[Task requirements]
Return all lines with the word "Answer" in them.

Collected data:
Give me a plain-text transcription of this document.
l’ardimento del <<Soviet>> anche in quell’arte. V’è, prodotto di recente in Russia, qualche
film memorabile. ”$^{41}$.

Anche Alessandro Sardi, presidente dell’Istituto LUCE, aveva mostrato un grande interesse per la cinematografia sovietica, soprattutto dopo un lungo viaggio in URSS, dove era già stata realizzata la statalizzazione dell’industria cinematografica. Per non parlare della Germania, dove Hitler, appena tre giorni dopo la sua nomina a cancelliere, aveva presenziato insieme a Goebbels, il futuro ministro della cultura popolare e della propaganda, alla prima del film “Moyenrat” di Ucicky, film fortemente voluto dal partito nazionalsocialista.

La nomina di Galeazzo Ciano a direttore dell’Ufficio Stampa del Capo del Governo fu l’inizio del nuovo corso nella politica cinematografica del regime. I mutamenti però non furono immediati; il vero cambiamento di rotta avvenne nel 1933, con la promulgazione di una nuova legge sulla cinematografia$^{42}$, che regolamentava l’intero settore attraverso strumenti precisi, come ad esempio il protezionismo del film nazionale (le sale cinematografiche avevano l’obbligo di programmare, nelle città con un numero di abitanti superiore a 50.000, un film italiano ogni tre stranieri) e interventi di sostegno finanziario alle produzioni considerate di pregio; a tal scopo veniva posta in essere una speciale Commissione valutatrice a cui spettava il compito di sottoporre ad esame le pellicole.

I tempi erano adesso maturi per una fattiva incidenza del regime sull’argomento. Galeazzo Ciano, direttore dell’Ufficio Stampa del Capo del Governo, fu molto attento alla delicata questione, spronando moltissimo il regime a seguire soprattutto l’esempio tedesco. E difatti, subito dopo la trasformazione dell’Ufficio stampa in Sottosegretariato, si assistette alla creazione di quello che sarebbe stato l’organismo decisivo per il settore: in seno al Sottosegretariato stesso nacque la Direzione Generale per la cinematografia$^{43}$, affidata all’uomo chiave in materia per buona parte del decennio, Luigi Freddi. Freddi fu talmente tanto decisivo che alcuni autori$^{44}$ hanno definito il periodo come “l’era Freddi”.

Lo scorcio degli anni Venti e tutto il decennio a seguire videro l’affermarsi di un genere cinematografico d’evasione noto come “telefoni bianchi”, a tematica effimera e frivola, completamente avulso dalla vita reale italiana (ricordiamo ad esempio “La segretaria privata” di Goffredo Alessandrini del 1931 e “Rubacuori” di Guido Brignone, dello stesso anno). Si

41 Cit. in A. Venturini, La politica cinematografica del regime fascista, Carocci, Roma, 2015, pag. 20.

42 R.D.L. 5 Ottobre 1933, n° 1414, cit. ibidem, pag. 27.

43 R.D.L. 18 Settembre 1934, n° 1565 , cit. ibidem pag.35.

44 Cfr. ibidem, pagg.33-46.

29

---

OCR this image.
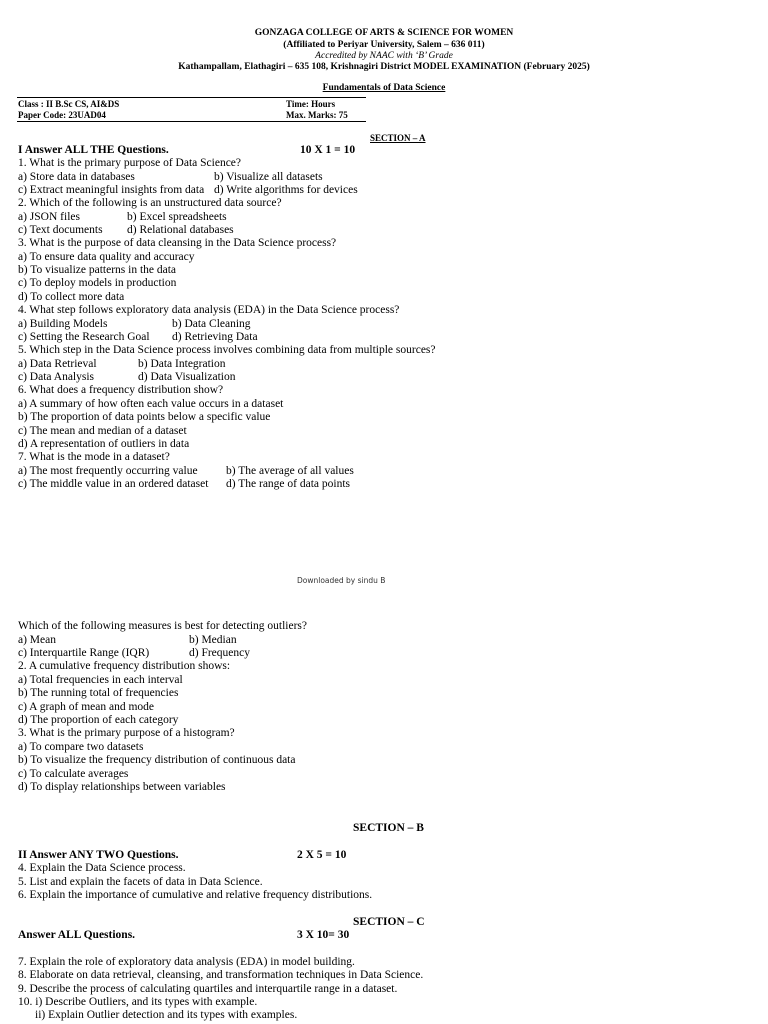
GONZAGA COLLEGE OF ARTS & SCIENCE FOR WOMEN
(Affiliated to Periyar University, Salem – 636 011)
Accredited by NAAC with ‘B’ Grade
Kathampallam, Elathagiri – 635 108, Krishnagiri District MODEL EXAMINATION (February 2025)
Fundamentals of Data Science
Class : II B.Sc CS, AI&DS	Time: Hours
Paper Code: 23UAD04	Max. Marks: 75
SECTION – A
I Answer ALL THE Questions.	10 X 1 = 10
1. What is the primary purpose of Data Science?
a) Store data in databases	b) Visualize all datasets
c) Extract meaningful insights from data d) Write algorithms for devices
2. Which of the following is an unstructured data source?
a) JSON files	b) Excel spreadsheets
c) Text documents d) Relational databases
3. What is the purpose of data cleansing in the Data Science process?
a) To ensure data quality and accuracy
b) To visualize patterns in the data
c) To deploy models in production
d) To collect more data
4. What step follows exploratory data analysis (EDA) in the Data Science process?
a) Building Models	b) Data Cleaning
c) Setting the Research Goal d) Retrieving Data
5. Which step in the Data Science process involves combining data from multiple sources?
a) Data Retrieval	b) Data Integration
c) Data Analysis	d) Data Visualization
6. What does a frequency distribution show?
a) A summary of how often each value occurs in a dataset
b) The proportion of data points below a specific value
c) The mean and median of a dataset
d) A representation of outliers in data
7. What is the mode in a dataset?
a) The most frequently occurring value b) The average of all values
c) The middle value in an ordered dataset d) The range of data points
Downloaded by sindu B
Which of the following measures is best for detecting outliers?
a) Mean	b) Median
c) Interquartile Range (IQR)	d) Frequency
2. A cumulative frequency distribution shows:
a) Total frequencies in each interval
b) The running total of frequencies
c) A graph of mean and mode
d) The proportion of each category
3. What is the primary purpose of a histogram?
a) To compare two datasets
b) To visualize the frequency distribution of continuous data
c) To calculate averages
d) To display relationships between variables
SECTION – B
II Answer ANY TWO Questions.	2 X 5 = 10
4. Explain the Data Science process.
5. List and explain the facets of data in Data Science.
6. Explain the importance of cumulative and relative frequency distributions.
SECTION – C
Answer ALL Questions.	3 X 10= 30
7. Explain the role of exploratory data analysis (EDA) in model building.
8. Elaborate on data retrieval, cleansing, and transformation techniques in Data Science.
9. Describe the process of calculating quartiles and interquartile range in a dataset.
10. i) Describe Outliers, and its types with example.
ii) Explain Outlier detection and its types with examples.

[Final result]
I Answer ALL THE Questions.	10 X 1 = 10
II Answer ANY TWO Questions.	2 X 5 = 10
Answer ALL Questions.	3 X 10= 30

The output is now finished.